— THE PROBLEM —
Extract, from the listing that follows, each line containing the word "воле".

— GIVEN RECORDS —
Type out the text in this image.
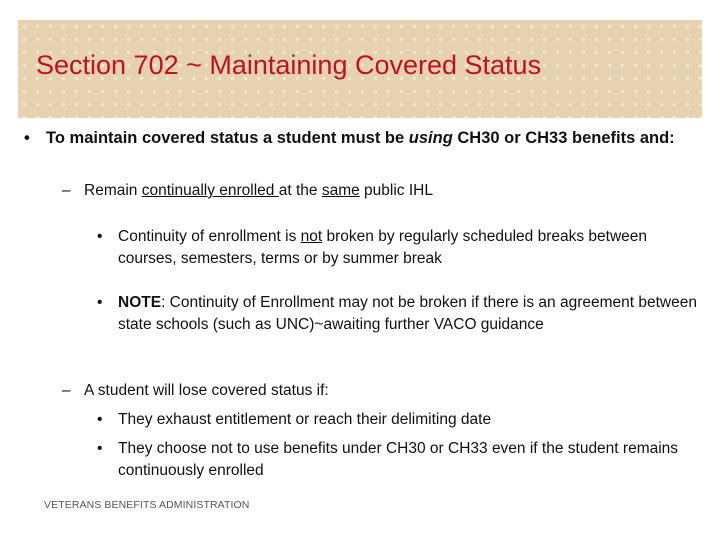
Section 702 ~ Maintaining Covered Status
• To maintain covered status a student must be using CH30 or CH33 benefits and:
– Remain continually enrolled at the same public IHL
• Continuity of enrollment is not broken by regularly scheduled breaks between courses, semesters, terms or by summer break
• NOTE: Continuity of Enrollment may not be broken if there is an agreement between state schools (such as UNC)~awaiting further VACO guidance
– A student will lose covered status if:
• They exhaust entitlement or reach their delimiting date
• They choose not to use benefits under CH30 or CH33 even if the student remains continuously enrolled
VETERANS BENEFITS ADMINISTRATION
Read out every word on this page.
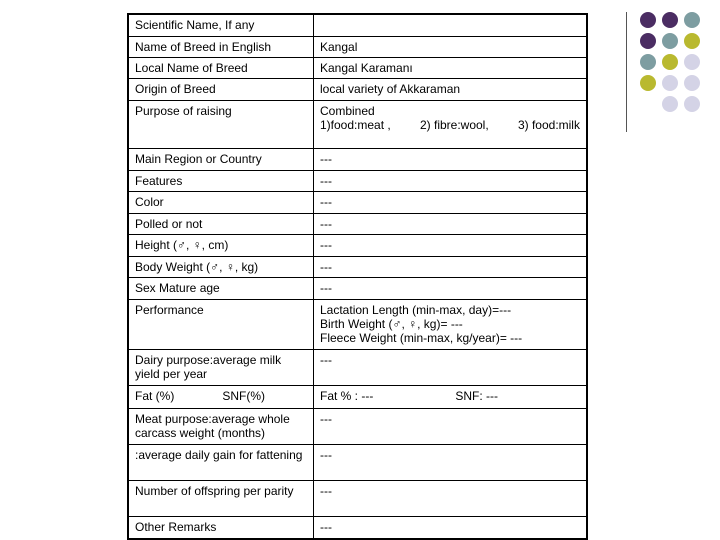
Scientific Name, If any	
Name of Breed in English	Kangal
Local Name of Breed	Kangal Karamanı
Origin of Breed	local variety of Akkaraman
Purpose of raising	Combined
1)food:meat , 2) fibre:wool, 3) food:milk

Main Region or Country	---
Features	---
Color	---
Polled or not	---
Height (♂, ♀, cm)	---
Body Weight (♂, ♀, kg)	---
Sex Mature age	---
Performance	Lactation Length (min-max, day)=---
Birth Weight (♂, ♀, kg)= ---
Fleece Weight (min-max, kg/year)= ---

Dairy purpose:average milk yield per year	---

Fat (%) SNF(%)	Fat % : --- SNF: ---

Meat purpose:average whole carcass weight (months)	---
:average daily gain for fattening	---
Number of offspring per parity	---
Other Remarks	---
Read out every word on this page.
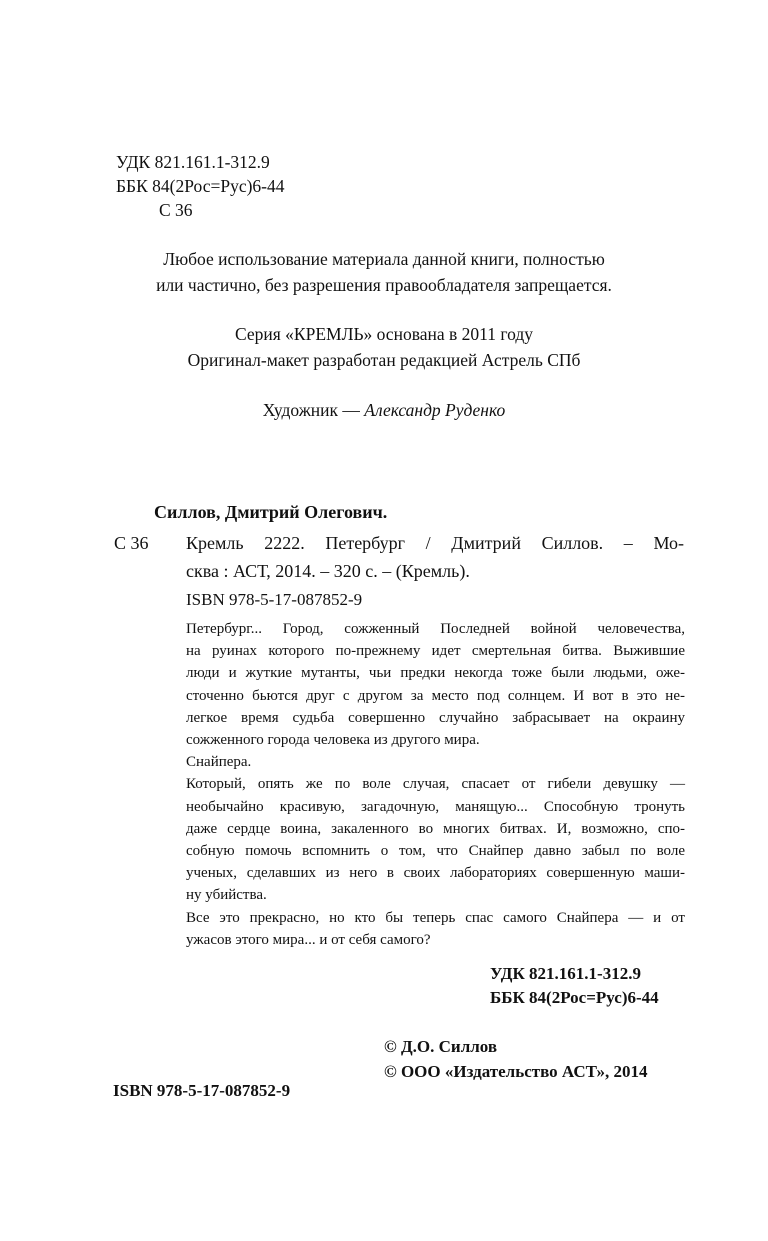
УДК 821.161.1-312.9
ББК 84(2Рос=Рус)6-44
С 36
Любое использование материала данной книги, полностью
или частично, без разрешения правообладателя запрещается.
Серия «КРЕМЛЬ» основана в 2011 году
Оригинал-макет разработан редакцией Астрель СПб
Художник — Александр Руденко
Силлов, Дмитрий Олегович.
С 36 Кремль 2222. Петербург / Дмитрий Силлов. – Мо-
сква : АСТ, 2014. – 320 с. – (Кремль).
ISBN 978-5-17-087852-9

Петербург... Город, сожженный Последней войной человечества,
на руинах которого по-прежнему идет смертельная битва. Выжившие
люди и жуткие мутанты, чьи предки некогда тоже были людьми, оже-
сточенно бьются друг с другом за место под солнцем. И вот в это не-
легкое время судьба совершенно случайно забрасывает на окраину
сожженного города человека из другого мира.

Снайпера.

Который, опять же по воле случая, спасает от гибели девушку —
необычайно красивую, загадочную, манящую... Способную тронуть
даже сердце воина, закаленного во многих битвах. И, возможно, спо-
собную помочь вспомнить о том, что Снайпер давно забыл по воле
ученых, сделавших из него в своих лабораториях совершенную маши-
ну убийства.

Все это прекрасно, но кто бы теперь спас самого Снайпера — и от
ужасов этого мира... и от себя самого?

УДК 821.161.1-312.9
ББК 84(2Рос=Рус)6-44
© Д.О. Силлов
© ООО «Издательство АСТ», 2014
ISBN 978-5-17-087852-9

— COMPLETED TASK —
Который, опять же по воле случая, спасает от гибели девушку —
собную помочь вспомнить о том, что Снайпер давно забыл по воле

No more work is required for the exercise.